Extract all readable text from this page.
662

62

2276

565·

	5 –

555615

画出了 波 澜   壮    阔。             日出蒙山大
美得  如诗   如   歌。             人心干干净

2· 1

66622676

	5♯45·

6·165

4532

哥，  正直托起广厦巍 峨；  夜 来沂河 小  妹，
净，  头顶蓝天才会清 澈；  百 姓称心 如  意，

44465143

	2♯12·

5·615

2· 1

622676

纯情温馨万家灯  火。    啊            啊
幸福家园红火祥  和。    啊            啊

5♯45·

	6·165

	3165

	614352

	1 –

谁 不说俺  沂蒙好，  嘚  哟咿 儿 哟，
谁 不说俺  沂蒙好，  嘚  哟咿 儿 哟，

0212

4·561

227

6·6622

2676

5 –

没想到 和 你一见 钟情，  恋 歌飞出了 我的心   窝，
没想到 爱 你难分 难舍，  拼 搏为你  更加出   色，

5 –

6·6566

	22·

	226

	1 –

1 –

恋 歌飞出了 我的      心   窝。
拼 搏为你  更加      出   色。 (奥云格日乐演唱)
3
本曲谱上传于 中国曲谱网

- Problem description:
Retype the listing above in full, with no alterations.

- Output:
Extract all readable text from this page.
662

62

2276

565·

	5 –

555615

画出了 波 澜   壮    阔。             日出蒙山大
美得  如诗   如   歌。             人心干干净

2· 1

66622676

	5♯45·

6·165

4532

哥，  正直托起广厦巍 峨；  夜 来沂河 小  妹，
净，  头顶蓝天才会清 澈；  百 姓称心 如  意，

44465143

	2♯12·

5·615

2· 1

622676

纯情温馨万家灯  火。    啊            啊
幸福家园红火祥  和。    啊            啊

5♯45·

	6·165

	3165

	614352

	1 –

谁 不说俺  沂蒙好，  嘚  哟咿 儿 哟，
谁 不说俺  沂蒙好，  嘚  哟咿 儿 哟，

0212

4·561

227

6·6622

2676

5 –

没想到 和 你一见 钟情，  恋 歌飞出了 我的心   窝，
没想到 爱 你难分 难舍，  拼 搏为你  更加出   色，

5 –

6·6566

	22·

	226

	1 –

1 –

恋 歌飞出了 我的      心   窝。
拼 搏为你  更加      出   色。 (奥云格日乐演唱)
3
本曲谱上传于 中国曲谱网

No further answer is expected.